> [What the task asks]:
Look through the data below and count each line where the word "Number" appears. Reply with the count alone.

--------------------------------------------------

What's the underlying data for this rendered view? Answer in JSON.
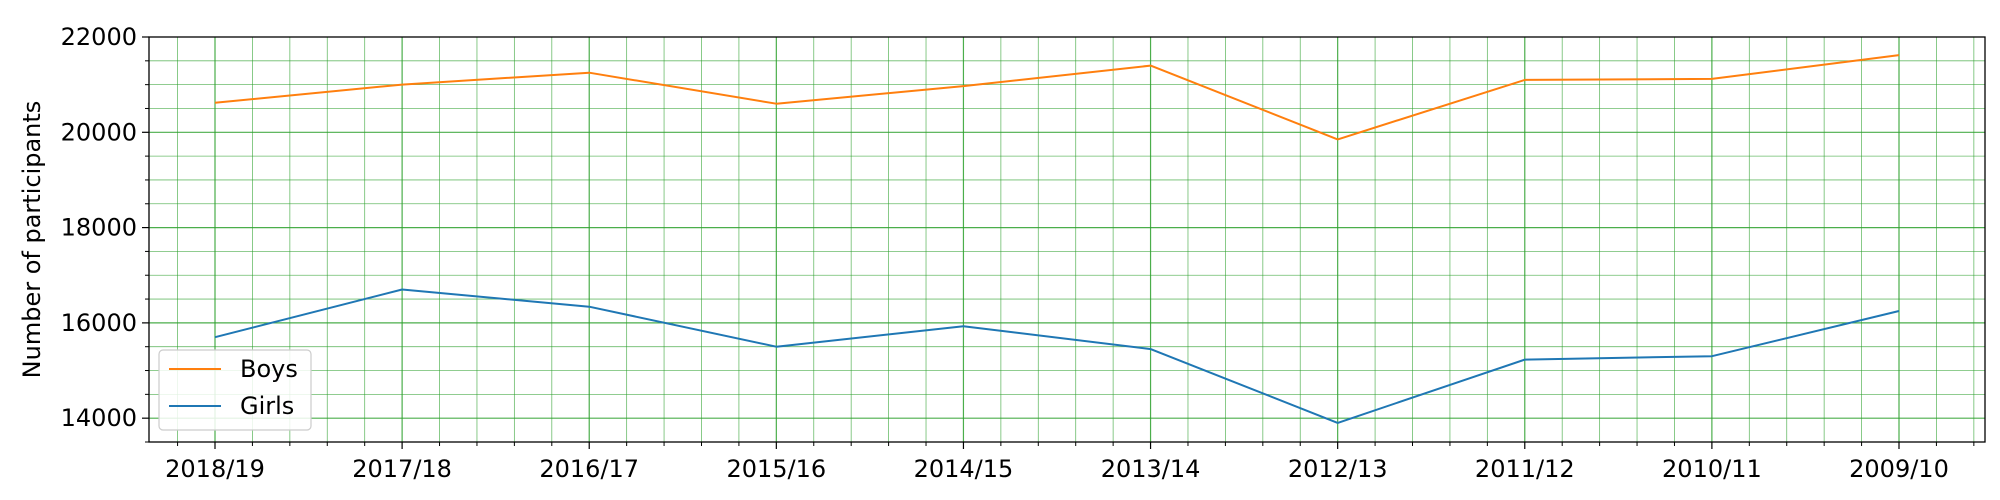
{
  "chart_data": {
    "type": "line",
    "title": "",
    "xlabel": "",
    "ylabel": "Number of participants",
    "categories": [
      "2018/19",
      "2017/18",
      "2016/17",
      "2015/16",
      "2014/15",
      "2013/14",
      "2012/13",
      "2011/12",
      "2010/11",
      "2009/10"
    ],
    "ylim": [
      13500,
      22000
    ],
    "yticks": [
      14000,
      16000,
      18000,
      20000,
      22000
    ],
    "grid": true,
    "legend_position": "lower-left",
    "series": [
      {
        "name": "Boys",
        "color": "#ff7f0e",
        "values": [
          20620,
          21000,
          21250,
          20600,
          20970,
          21400,
          19850,
          21100,
          21120,
          21620
        ]
      },
      {
        "name": "Girls",
        "color": "#1f77b4",
        "values": [
          15700,
          16700,
          16340,
          15500,
          15930,
          15450,
          13900,
          15230,
          15300,
          16250
        ]
      }
    ],
    "grid_color": "#2ca02c"
  }
}
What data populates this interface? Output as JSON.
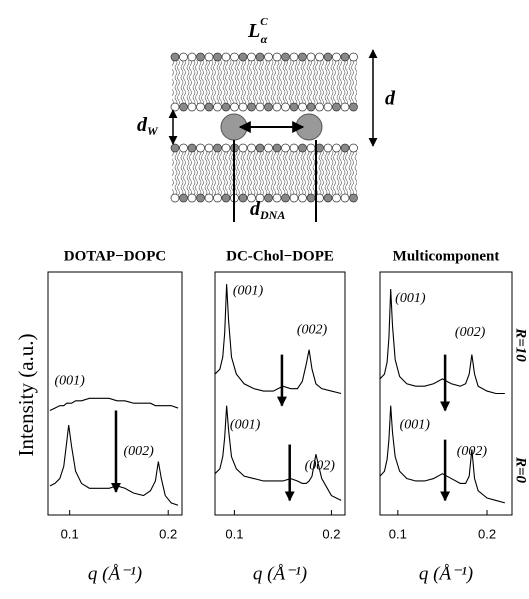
{
  "diagram": {
    "title": {
      "base": "L",
      "sub": "α",
      "sup": "C"
    },
    "d": "d",
    "d_w": {
      "base": "d",
      "sub": "W"
    },
    "d_dna": {
      "base": "d",
      "sub": "DNA"
    }
  },
  "y_label": "Intensity (a.u.)",
  "row_labels": [
    "R=10",
    "R=0"
  ],
  "chart_data": [
    {
      "type": "line",
      "title": "DOTAP−DOPC",
      "x_label": "q (Å⁻¹)",
      "x": [
        0.08,
        0.085,
        0.09,
        0.094,
        0.097,
        0.099,
        0.102,
        0.106,
        0.112,
        0.12,
        0.13,
        0.14,
        0.148,
        0.156,
        0.165,
        0.175,
        0.182,
        0.187,
        0.19,
        0.193,
        0.197,
        0.203,
        0.21
      ],
      "series": [
        {
          "color": "#000000",
          "values": [
            43,
            44,
            45,
            45,
            46,
            46,
            46,
            47,
            47,
            48,
            48,
            48,
            47,
            47,
            46,
            46,
            46,
            45,
            45,
            45,
            45,
            45,
            44
          ]
        },
        {
          "color": "#000000",
          "values": [
            12,
            13,
            15,
            20,
            30,
            37,
            28,
            18,
            13,
            11,
            11,
            11,
            12,
            11,
            9,
            8,
            10,
            14,
            22,
            15,
            8,
            5,
            4
          ]
        }
      ],
      "xlim": [
        0.078,
        0.214
      ],
      "ylim": [
        0,
        100
      ],
      "xticks": [
        0.1,
        0.2
      ],
      "annotations": [
        {
          "text": "(001)",
          "x": 0.1,
          "y": 55
        },
        {
          "text": "(002)",
          "x": 0.17,
          "y": 26
        }
      ],
      "arrows": [
        {
          "x": 0.147,
          "y": [
            43,
            9.5
          ]
        }
      ]
    },
    {
      "type": "line",
      "title": "DC-Chol−DOPE",
      "x_label": "q (Å⁻¹)",
      "x": [
        0.08,
        0.085,
        0.088,
        0.09,
        0.092,
        0.094,
        0.097,
        0.102,
        0.11,
        0.12,
        0.13,
        0.14,
        0.15,
        0.158,
        0.165,
        0.17,
        0.174,
        0.177,
        0.18,
        0.184,
        0.19,
        0.2,
        0.21
      ],
      "series": [
        {
          "color": "#000000",
          "values": [
            58,
            60,
            65,
            75,
            95,
            80,
            65,
            58,
            54,
            52,
            51,
            51,
            53,
            52,
            52,
            55,
            62,
            68,
            60,
            54,
            52,
            51,
            50
          ]
        },
        {
          "color": "#000000",
          "values": [
            17,
            19,
            24,
            32,
            45,
            35,
            24,
            19,
            16,
            15,
            14,
            14,
            14,
            15,
            14,
            13,
            13,
            14,
            16,
            25,
            15,
            8,
            6
          ]
        }
      ],
      "xlim": [
        0.08,
        0.214
      ],
      "ylim": [
        0,
        100
      ],
      "xticks": [
        0.1,
        0.2
      ],
      "annotations": [
        {
          "text": "(001)",
          "x": 0.114,
          "y": 92
        },
        {
          "text": "(002)",
          "x": 0.18,
          "y": 76
        },
        {
          "text": "(001)",
          "x": 0.111,
          "y": 37
        },
        {
          "text": "(002)",
          "x": 0.188,
          "y": 20
        }
      ],
      "arrows": [
        {
          "x": 0.149,
          "y": [
            66,
            45
          ]
        },
        {
          "x": 0.157,
          "y": [
            29,
            6
          ]
        }
      ]
    },
    {
      "type": "line",
      "title": "Multicomponent",
      "x_label": "q (Å⁻¹)",
      "x": [
        0.08,
        0.085,
        0.088,
        0.09,
        0.092,
        0.094,
        0.097,
        0.102,
        0.11,
        0.12,
        0.13,
        0.14,
        0.15,
        0.16,
        0.17,
        0.176,
        0.18,
        0.183,
        0.186,
        0.19,
        0.2,
        0.21,
        0.22
      ],
      "series": [
        {
          "color": "#000000",
          "values": [
            56,
            58,
            63,
            73,
            93,
            78,
            64,
            57,
            54,
            53,
            53,
            54,
            56,
            54,
            53,
            54,
            58,
            66,
            58,
            53,
            51,
            50,
            50
          ]
        },
        {
          "color": "#000000",
          "values": [
            16,
            18,
            23,
            31,
            45,
            34,
            24,
            18,
            15,
            14,
            14,
            15,
            17,
            15,
            13,
            13,
            16,
            27,
            15,
            10,
            7,
            6,
            5
          ]
        }
      ],
      "xlim": [
        0.08,
        0.228
      ],
      "ylim": [
        0,
        100
      ],
      "xticks": [
        0.1,
        0.2
      ],
      "annotations": [
        {
          "text": "(001)",
          "x": 0.114,
          "y": 89
        },
        {
          "text": "(002)",
          "x": 0.181,
          "y": 75
        },
        {
          "text": "(001)",
          "x": 0.119,
          "y": 37
        },
        {
          "text": "(002)",
          "x": 0.183,
          "y": 26
        }
      ],
      "arrows": [
        {
          "x": 0.153,
          "y": [
            66,
            43
          ]
        },
        {
          "x": 0.153,
          "y": [
            31,
            6
          ]
        }
      ]
    }
  ]
}
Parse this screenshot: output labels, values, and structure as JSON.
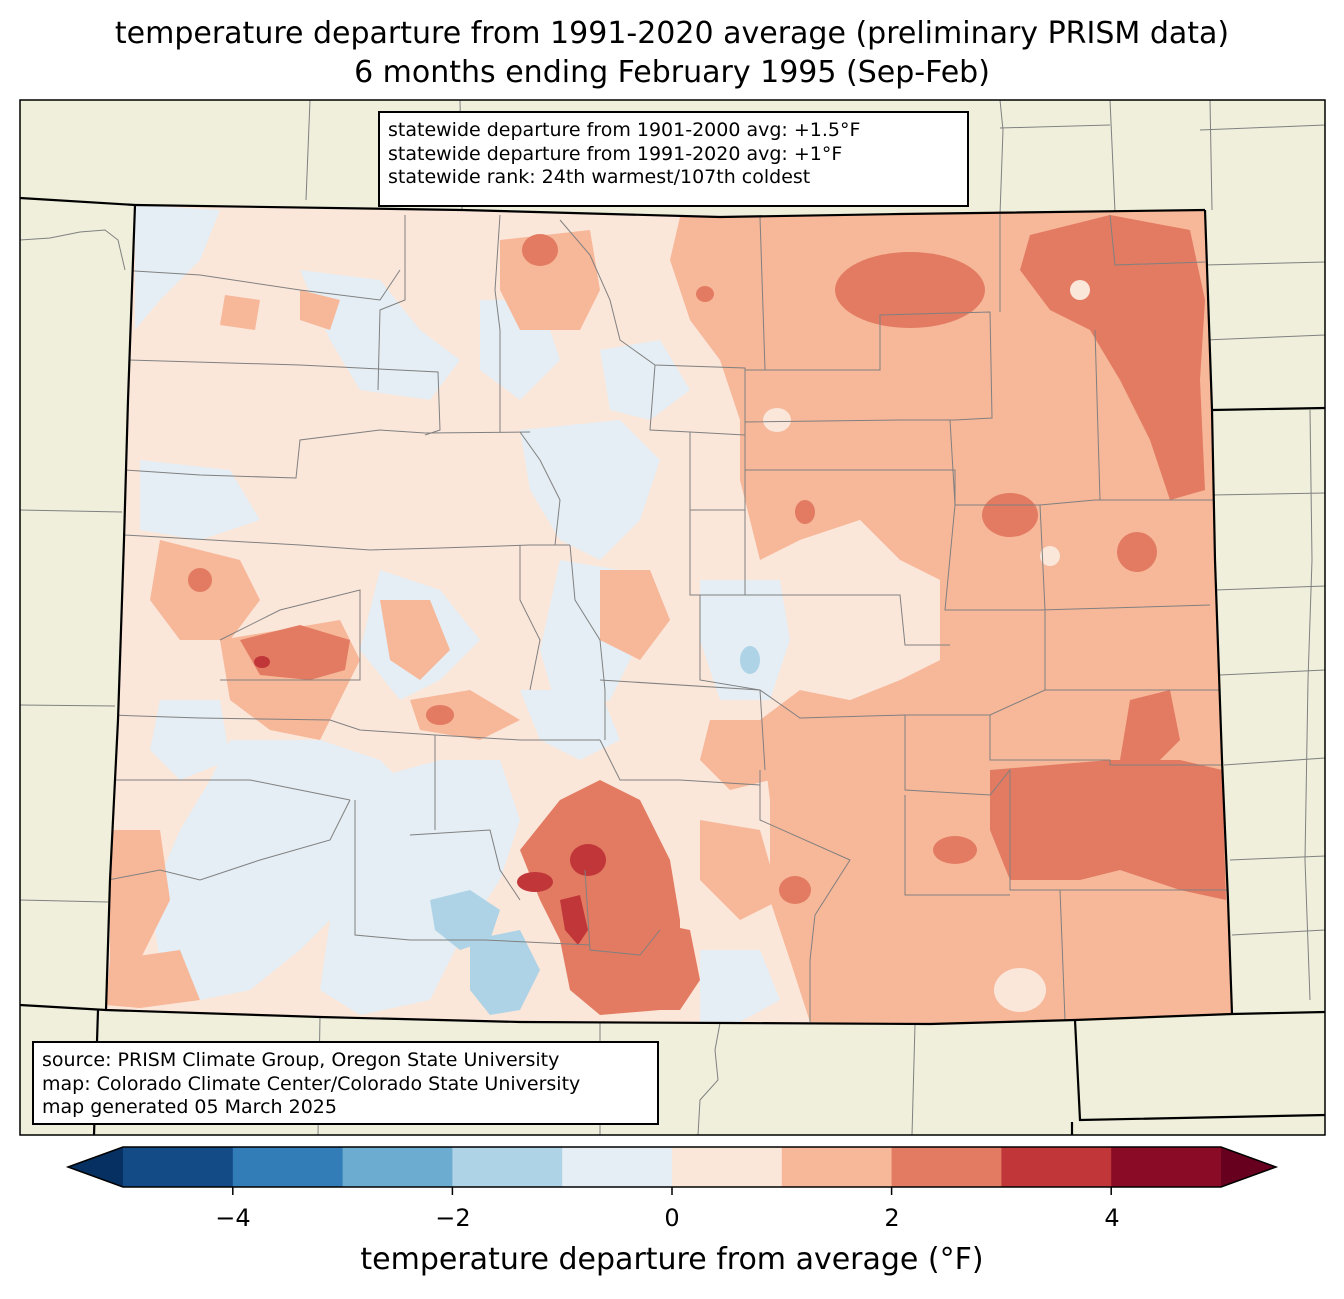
{
  "title_line1": "temperature departure from 1991-2020 average (preliminary PRISM data)",
  "title_line2": "6 months ending February 1995 (Sep-Feb)",
  "stats": {
    "line1": "statewide departure from 1901-2000 avg: +1.5°F",
    "line2": "statewide departure from 1991-2020 avg: +1°F",
    "line3": "statewide rank: 24th warmest/107th coldest"
  },
  "source": {
    "line1": "source: PRISM Climate Group, Oregon State University",
    "line2": "map: Colorado Climate Center/Colorado State University",
    "line3": "map generated 05 March 2025"
  },
  "colorbar": {
    "label": "temperature departure from average (°F)",
    "ticks": [
      "−4",
      "−2",
      "0",
      "2",
      "4"
    ],
    "bins": [
      {
        "min": -5,
        "max": -4,
        "color": "#134b87"
      },
      {
        "min": -4,
        "max": -3,
        "color": "#327cb7"
      },
      {
        "min": -3,
        "max": -2,
        "color": "#6bacd0"
      },
      {
        "min": -2,
        "max": -1,
        "color": "#aed3e6"
      },
      {
        "min": -1,
        "max": 0,
        "color": "#e4eef4"
      },
      {
        "min": 0,
        "max": 1,
        "color": "#fbe6da"
      },
      {
        "min": 1,
        "max": 2,
        "color": "#f7b799"
      },
      {
        "min": 2,
        "max": 3,
        "color": "#e27b62"
      },
      {
        "min": 3,
        "max": 4,
        "color": "#c13639"
      },
      {
        "min": 4,
        "max": 5,
        "color": "#8a0b25"
      }
    ],
    "under_color": "#053061",
    "over_color": "#67001f"
  },
  "colors": {
    "land": "#efefdc",
    "state_fill_base": "#fbe6da",
    "county_line": "#808080",
    "state_line": "#000000"
  }
}
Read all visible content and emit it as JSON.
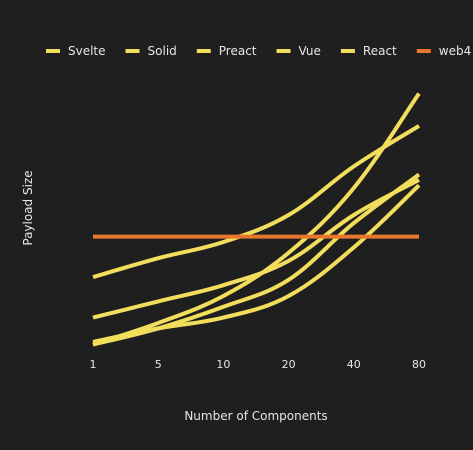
{
  "chart_data": {
    "type": "line",
    "title": "",
    "xlabel": "Number of Components",
    "ylabel": "Payload Size",
    "x_ticks": [
      "1",
      "5",
      "10",
      "20",
      "40",
      "80"
    ],
    "ylim": [
      0,
      100
    ],
    "grid": false,
    "legend_position": "top",
    "background": "#1f1f1f",
    "series": [
      {
        "name": "Svelte",
        "color": "#f2de5c",
        "values": [
          2,
          10,
          20,
          36,
          60,
          95
        ]
      },
      {
        "name": "Solid",
        "color": "#f2de5c",
        "values": [
          12,
          18,
          24,
          33,
          50,
          63
        ]
      },
      {
        "name": "Preact",
        "color": "#f2de5c",
        "values": [
          2,
          8,
          16,
          26,
          47,
          65
        ]
      },
      {
        "name": "Vue",
        "color": "#f2de5c",
        "values": [
          27,
          34,
          40,
          50,
          68,
          83
        ]
      },
      {
        "name": "React",
        "color": "#f2de5c",
        "values": [
          3,
          8,
          12,
          20,
          38,
          61
        ]
      },
      {
        "name": "web4",
        "color": "#e8772e",
        "values": [
          42,
          42,
          42,
          42,
          42,
          42
        ]
      }
    ]
  }
}
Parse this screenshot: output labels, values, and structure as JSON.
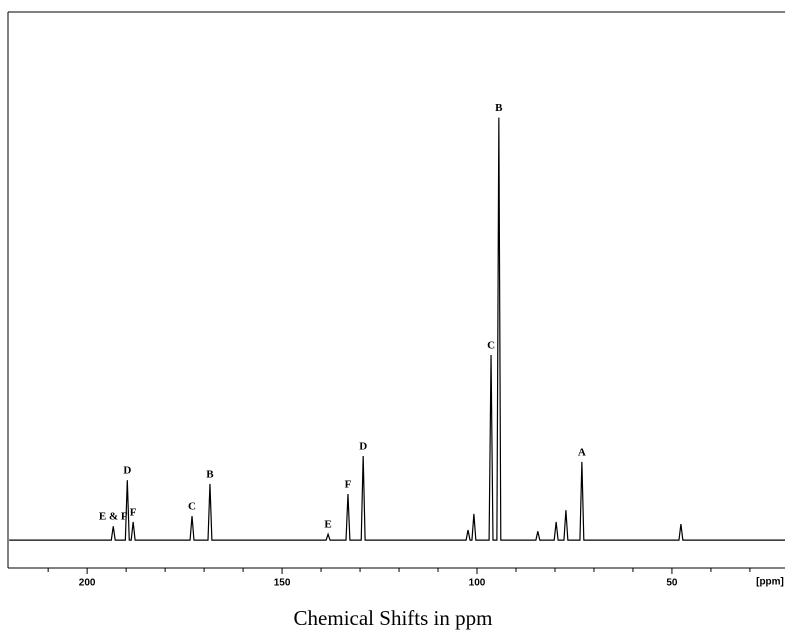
{
  "chart_data": {
    "type": "line",
    "title": "Chemical Shifts in ppm",
    "x_unit_label": "[ppm]",
    "color": "#000000",
    "x": [
      220,
      193.8,
      193.3,
      192.8,
      190.2,
      189.7,
      189.2,
      188.7,
      188.2,
      187.7,
      173.6,
      173.1,
      172.6,
      169,
      168.5,
      168,
      138.7,
      138.2,
      137.7,
      133.6,
      133.1,
      132.6,
      129.7,
      129.2,
      128.7,
      102.8,
      102.3,
      101.8,
      101.3,
      100.8,
      100.3,
      96.9,
      96.4,
      95.9,
      94.9,
      94.4,
      93.9,
      84.9,
      84.4,
      83.9,
      80.2,
      79.7,
      79.2,
      77.7,
      77.2,
      76.7,
      73.6,
      73.1,
      72.6,
      48.2,
      47.7,
      47.2,
      21
    ],
    "values": [
      0,
      0,
      3.3,
      0,
      0,
      14.2,
      0,
      0,
      4.3,
      0,
      0,
      5.7,
      0,
      0,
      13.3,
      0,
      0,
      1.4,
      0,
      0,
      10.9,
      0,
      0,
      19.9,
      0,
      0,
      2.4,
      0,
      0,
      6.2,
      0,
      0,
      43.8,
      0,
      0,
      100,
      0,
      0,
      2.1,
      0,
      0,
      4.3,
      0,
      0,
      7.1,
      0,
      0,
      18.5,
      0,
      0,
      3.8,
      0,
      0
    ],
    "annotations": [
      {
        "text": "E & F",
        "x": 193.3
      },
      {
        "text": "D",
        "x": 189.7
      },
      {
        "text": "F",
        "x": 188.2
      },
      {
        "text": "C",
        "x": 173.1
      },
      {
        "text": "B",
        "x": 168.5
      },
      {
        "text": "E",
        "x": 138.2
      },
      {
        "text": "F",
        "x": 133.1
      },
      {
        "text": "D",
        "x": 129.2
      },
      {
        "text": "C",
        "x": 96.4
      },
      {
        "text": "B",
        "x": 94.4
      },
      {
        "text": "A",
        "x": 73.1
      }
    ],
    "xlim": [
      220.3,
      21
    ],
    "xticks": [
      200,
      150,
      100,
      50
    ],
    "x_minor_ticks": [
      210,
      190,
      180,
      170,
      160,
      140,
      130,
      120,
      110,
      90,
      80,
      70,
      60,
      40,
      30
    ],
    "ylim": [
      -6.6,
      125
    ]
  }
}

--------------------------------------------------

> [The output]:
2